---- Data extract

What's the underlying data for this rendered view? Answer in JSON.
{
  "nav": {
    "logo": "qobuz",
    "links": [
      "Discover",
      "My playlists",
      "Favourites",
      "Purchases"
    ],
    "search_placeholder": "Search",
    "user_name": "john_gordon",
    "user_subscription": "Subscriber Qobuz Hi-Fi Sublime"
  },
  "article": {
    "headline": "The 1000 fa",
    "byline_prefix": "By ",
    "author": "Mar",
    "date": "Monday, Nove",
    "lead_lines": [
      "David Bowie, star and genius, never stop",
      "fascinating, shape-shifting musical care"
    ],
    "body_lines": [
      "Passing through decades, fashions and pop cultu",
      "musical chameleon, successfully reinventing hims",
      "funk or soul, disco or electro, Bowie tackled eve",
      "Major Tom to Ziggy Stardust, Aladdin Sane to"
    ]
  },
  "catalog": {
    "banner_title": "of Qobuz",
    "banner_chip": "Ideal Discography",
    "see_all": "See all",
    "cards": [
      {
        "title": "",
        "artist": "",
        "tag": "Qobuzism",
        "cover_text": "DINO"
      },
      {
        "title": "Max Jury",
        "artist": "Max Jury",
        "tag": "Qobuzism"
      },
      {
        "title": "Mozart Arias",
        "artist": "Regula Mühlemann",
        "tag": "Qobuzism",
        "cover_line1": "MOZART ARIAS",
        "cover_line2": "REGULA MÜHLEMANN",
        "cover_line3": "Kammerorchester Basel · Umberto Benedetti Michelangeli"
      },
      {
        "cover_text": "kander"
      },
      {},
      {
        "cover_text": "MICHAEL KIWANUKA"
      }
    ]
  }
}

--------

The records above should be returned exactly.

Response =>
What's the underlying data for this rendered view? Answer in JSON.
{
  "nav": {
    "logo": "qobuz",
    "links": [
      "Discover",
      "My playlists",
      "Favourites",
      "Purchases"
    ],
    "search_placeholder": "Search",
    "user_name": "john_gordon",
    "user_subscription": "Subscriber Qobuz Hi-Fi Sublime"
  },
  "article": {
    "headline": "The 1000 fa",
    "byline_prefix": "By ",
    "author": "Mar",
    "date": "Monday, Nove",
    "lead_lines": [
      "David Bowie, star and genius, never stop",
      "fascinating, shape-shifting musical care"
    ],
    "body_lines": [
      "Passing through decades, fashions and pop cultu",
      "musical chameleon, successfully reinventing hims",
      "funk or soul, disco or electro, Bowie tackled eve",
      "Major Tom to Ziggy Stardust, Aladdin Sane to"
    ]
  },
  "catalog": {
    "banner_title": "of Qobuz",
    "banner_chip": "Ideal Discography",
    "see_all": "See all",
    "cards": [
      {
        "title": "",
        "artist": "",
        "tag": "Qobuzism",
        "cover_text": "DINO"
      },
      {
        "title": "Max Jury",
        "artist": "Max Jury",
        "tag": "Qobuzism"
      },
      {
        "title": "Mozart Arias",
        "artist": "Regula Mühlemann",
        "tag": "Qobuzism",
        "cover_line1": "MOZART ARIAS",
        "cover_line2": "REGULA MÜHLEMANN",
        "cover_line3": "Kammerorchester Basel · Umberto Benedetti Michelangeli"
      },
      {
        "cover_text": "kander"
      },
      {},
      {
        "cover_text": "MICHAEL KIWANUKA"
      }
    ]
  }
}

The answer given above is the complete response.